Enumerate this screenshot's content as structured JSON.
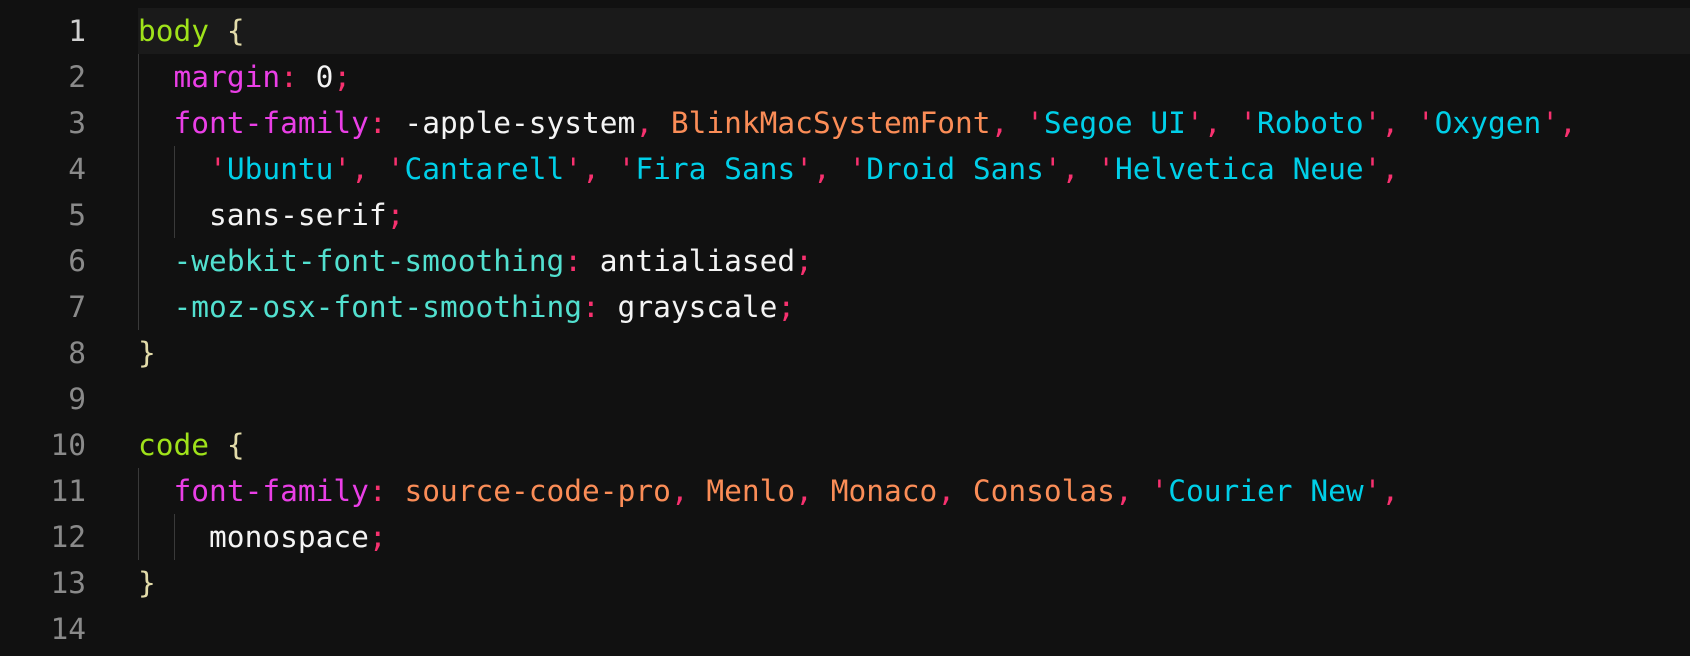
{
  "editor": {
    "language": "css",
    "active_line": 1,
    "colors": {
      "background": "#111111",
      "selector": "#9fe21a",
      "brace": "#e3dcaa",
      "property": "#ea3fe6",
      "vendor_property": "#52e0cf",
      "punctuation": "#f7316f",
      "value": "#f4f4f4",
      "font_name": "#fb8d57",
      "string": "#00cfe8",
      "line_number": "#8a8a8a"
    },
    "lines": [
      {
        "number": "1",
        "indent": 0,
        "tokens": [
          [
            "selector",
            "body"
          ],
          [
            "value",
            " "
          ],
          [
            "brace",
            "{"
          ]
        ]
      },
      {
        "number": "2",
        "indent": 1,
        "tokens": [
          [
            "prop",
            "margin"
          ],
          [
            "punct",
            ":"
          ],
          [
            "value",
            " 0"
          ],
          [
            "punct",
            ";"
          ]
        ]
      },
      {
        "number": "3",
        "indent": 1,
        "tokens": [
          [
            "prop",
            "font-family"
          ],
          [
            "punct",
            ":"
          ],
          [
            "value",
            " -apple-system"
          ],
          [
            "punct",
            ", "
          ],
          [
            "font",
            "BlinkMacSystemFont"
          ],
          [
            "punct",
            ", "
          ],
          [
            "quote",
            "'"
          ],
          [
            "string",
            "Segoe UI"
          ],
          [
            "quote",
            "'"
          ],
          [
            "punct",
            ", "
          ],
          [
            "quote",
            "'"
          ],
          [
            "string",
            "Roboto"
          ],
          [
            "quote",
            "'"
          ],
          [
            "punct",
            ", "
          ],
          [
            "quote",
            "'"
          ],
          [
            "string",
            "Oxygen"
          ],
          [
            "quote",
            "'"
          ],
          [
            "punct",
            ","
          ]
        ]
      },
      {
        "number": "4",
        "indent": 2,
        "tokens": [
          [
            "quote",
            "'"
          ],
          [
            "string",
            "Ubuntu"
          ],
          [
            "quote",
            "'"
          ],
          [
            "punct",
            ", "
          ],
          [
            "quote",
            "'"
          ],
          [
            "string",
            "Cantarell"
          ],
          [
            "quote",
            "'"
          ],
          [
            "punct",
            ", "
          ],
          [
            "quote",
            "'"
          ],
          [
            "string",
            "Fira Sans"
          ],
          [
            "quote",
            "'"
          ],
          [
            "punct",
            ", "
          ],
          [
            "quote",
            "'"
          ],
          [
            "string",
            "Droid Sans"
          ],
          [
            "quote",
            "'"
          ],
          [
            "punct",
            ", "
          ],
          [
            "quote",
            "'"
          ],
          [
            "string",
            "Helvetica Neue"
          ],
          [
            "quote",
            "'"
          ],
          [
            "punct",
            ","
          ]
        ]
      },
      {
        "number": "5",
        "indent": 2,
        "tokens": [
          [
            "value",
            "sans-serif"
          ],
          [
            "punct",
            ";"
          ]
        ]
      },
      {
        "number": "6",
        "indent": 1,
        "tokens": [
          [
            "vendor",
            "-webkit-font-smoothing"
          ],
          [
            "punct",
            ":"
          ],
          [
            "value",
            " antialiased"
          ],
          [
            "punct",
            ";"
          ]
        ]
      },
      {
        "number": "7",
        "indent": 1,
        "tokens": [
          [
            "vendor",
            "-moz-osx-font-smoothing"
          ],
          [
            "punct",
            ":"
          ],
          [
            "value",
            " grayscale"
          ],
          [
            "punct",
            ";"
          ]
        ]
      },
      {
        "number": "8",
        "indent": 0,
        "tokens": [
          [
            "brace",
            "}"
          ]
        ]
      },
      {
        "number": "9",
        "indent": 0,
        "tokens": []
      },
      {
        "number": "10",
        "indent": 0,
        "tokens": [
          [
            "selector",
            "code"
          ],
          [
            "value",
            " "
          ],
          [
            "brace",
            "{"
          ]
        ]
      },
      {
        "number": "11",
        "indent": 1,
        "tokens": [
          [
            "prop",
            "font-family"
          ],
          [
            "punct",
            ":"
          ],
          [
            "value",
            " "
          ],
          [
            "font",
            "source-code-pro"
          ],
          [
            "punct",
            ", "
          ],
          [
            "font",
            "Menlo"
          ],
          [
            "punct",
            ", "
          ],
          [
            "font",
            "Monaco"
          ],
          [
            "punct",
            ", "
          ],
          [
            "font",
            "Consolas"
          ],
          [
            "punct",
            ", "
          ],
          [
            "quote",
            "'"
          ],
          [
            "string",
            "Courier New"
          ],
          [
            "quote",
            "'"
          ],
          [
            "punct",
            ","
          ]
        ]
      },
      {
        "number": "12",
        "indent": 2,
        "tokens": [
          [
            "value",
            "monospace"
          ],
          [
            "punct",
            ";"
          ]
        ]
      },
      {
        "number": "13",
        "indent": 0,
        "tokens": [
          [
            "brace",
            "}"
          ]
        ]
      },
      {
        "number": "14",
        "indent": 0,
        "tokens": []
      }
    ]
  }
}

» Aim of the task: Pictures stay out; reproduce every line of the records exactly.

» Written answer:
Enumerate this screenshot's content as structured JSON.
{
  "editor": {
    "language": "css",
    "active_line": 1,
    "colors": {
      "background": "#111111",
      "selector": "#9fe21a",
      "brace": "#e3dcaa",
      "property": "#ea3fe6",
      "vendor_property": "#52e0cf",
      "punctuation": "#f7316f",
      "value": "#f4f4f4",
      "font_name": "#fb8d57",
      "string": "#00cfe8",
      "line_number": "#8a8a8a"
    },
    "lines": [
      {
        "number": "1",
        "indent": 0,
        "tokens": [
          [
            "selector",
            "body"
          ],
          [
            "value",
            " "
          ],
          [
            "brace",
            "{"
          ]
        ]
      },
      {
        "number": "2",
        "indent": 1,
        "tokens": [
          [
            "prop",
            "margin"
          ],
          [
            "punct",
            ":"
          ],
          [
            "value",
            " 0"
          ],
          [
            "punct",
            ";"
          ]
        ]
      },
      {
        "number": "3",
        "indent": 1,
        "tokens": [
          [
            "prop",
            "font-family"
          ],
          [
            "punct",
            ":"
          ],
          [
            "value",
            " -apple-system"
          ],
          [
            "punct",
            ", "
          ],
          [
            "font",
            "BlinkMacSystemFont"
          ],
          [
            "punct",
            ", "
          ],
          [
            "quote",
            "'"
          ],
          [
            "string",
            "Segoe UI"
          ],
          [
            "quote",
            "'"
          ],
          [
            "punct",
            ", "
          ],
          [
            "quote",
            "'"
          ],
          [
            "string",
            "Roboto"
          ],
          [
            "quote",
            "'"
          ],
          [
            "punct",
            ", "
          ],
          [
            "quote",
            "'"
          ],
          [
            "string",
            "Oxygen"
          ],
          [
            "quote",
            "'"
          ],
          [
            "punct",
            ","
          ]
        ]
      },
      {
        "number": "4",
        "indent": 2,
        "tokens": [
          [
            "quote",
            "'"
          ],
          [
            "string",
            "Ubuntu"
          ],
          [
            "quote",
            "'"
          ],
          [
            "punct",
            ", "
          ],
          [
            "quote",
            "'"
          ],
          [
            "string",
            "Cantarell"
          ],
          [
            "quote",
            "'"
          ],
          [
            "punct",
            ", "
          ],
          [
            "quote",
            "'"
          ],
          [
            "string",
            "Fira Sans"
          ],
          [
            "quote",
            "'"
          ],
          [
            "punct",
            ", "
          ],
          [
            "quote",
            "'"
          ],
          [
            "string",
            "Droid Sans"
          ],
          [
            "quote",
            "'"
          ],
          [
            "punct",
            ", "
          ],
          [
            "quote",
            "'"
          ],
          [
            "string",
            "Helvetica Neue"
          ],
          [
            "quote",
            "'"
          ],
          [
            "punct",
            ","
          ]
        ]
      },
      {
        "number": "5",
        "indent": 2,
        "tokens": [
          [
            "value",
            "sans-serif"
          ],
          [
            "punct",
            ";"
          ]
        ]
      },
      {
        "number": "6",
        "indent": 1,
        "tokens": [
          [
            "vendor",
            "-webkit-font-smoothing"
          ],
          [
            "punct",
            ":"
          ],
          [
            "value",
            " antialiased"
          ],
          [
            "punct",
            ";"
          ]
        ]
      },
      {
        "number": "7",
        "indent": 1,
        "tokens": [
          [
            "vendor",
            "-moz-osx-font-smoothing"
          ],
          [
            "punct",
            ":"
          ],
          [
            "value",
            " grayscale"
          ],
          [
            "punct",
            ";"
          ]
        ]
      },
      {
        "number": "8",
        "indent": 0,
        "tokens": [
          [
            "brace",
            "}"
          ]
        ]
      },
      {
        "number": "9",
        "indent": 0,
        "tokens": []
      },
      {
        "number": "10",
        "indent": 0,
        "tokens": [
          [
            "selector",
            "code"
          ],
          [
            "value",
            " "
          ],
          [
            "brace",
            "{"
          ]
        ]
      },
      {
        "number": "11",
        "indent": 1,
        "tokens": [
          [
            "prop",
            "font-family"
          ],
          [
            "punct",
            ":"
          ],
          [
            "value",
            " "
          ],
          [
            "font",
            "source-code-pro"
          ],
          [
            "punct",
            ", "
          ],
          [
            "font",
            "Menlo"
          ],
          [
            "punct",
            ", "
          ],
          [
            "font",
            "Monaco"
          ],
          [
            "punct",
            ", "
          ],
          [
            "font",
            "Consolas"
          ],
          [
            "punct",
            ", "
          ],
          [
            "quote",
            "'"
          ],
          [
            "string",
            "Courier New"
          ],
          [
            "quote",
            "'"
          ],
          [
            "punct",
            ","
          ]
        ]
      },
      {
        "number": "12",
        "indent": 2,
        "tokens": [
          [
            "value",
            "monospace"
          ],
          [
            "punct",
            ";"
          ]
        ]
      },
      {
        "number": "13",
        "indent": 0,
        "tokens": [
          [
            "brace",
            "}"
          ]
        ]
      },
      {
        "number": "14",
        "indent": 0,
        "tokens": []
      }
    ]
  }
}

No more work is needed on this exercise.